>> Start

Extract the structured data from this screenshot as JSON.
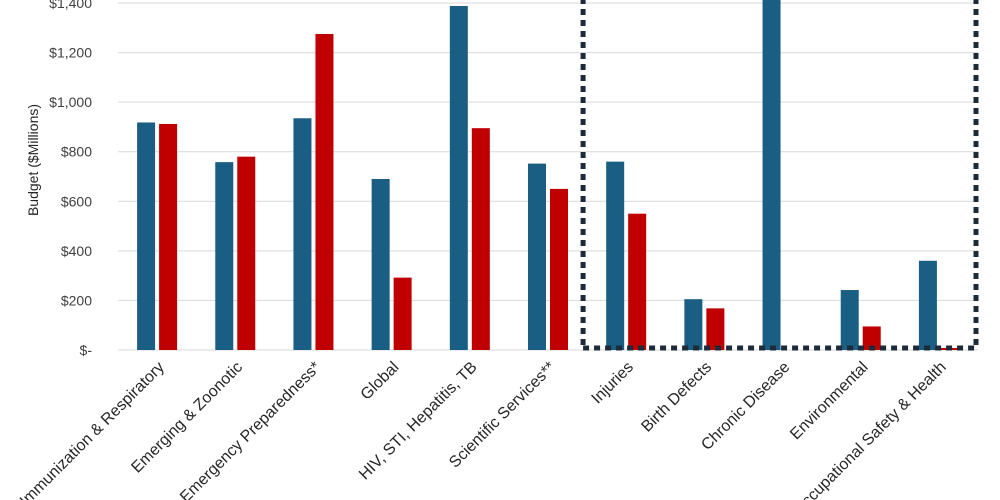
{
  "chart_data": {
    "type": "bar",
    "title": "",
    "xlabel": "",
    "ylabel": "Budget ($Millions)",
    "ylim": [
      0,
      1400
    ],
    "y_ticks": [
      0,
      200,
      400,
      600,
      800,
      1000,
      1200,
      1400
    ],
    "y_tick_labels": [
      "$-",
      "$200",
      "$400",
      "$600",
      "$800",
      "$1,000",
      "$1,200",
      "$1,400"
    ],
    "grid": true,
    "legend": "none",
    "categories": [
      "Immunization & Respiratory",
      "Emerging & Zoonotic",
      "Emergency Preparedness*",
      "Global",
      "HIV, STI, Hepatitis, TB",
      "Scientific Services**",
      "Injuries",
      "Birth Defects",
      "Chronic Disease",
      "Environmental",
      "Occupational Safety & Health"
    ],
    "series": [
      {
        "values": [
          918,
          758,
          935,
          690,
          1388,
          752,
          760,
          205,
          1420,
          242,
          360
        ]
      },
      {
        "values": [
          912,
          780,
          1275,
          292,
          895,
          650,
          550,
          168,
          0,
          95,
          8
        ]
      }
    ],
    "colors": [
      "#1b5e83",
      "#c00000"
    ],
    "highlight_box": {
      "from_category": 6,
      "to_category": 10,
      "style": "dotted",
      "color": "#1c2a3a"
    }
  }
}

>> End

#### [Directions]
Ignore the images and quote every line of the listing exactly.

#### [The answer]
Extract the structured data from this screenshot as JSON.
{
  "chart_data": {
    "type": "bar",
    "title": "",
    "xlabel": "",
    "ylabel": "Budget ($Millions)",
    "ylim": [
      0,
      1400
    ],
    "y_ticks": [
      0,
      200,
      400,
      600,
      800,
      1000,
      1200,
      1400
    ],
    "y_tick_labels": [
      "$-",
      "$200",
      "$400",
      "$600",
      "$800",
      "$1,000",
      "$1,200",
      "$1,400"
    ],
    "grid": true,
    "legend": "none",
    "categories": [
      "Immunization & Respiratory",
      "Emerging & Zoonotic",
      "Emergency Preparedness*",
      "Global",
      "HIV, STI, Hepatitis, TB",
      "Scientific Services**",
      "Injuries",
      "Birth Defects",
      "Chronic Disease",
      "Environmental",
      "Occupational Safety & Health"
    ],
    "series": [
      {
        "values": [
          918,
          758,
          935,
          690,
          1388,
          752,
          760,
          205,
          1420,
          242,
          360
        ]
      },
      {
        "values": [
          912,
          780,
          1275,
          292,
          895,
          650,
          550,
          168,
          0,
          95,
          8
        ]
      }
    ],
    "colors": [
      "#1b5e83",
      "#c00000"
    ],
    "highlight_box": {
      "from_category": 6,
      "to_category": 10,
      "style": "dotted",
      "color": "#1c2a3a"
    }
  }
}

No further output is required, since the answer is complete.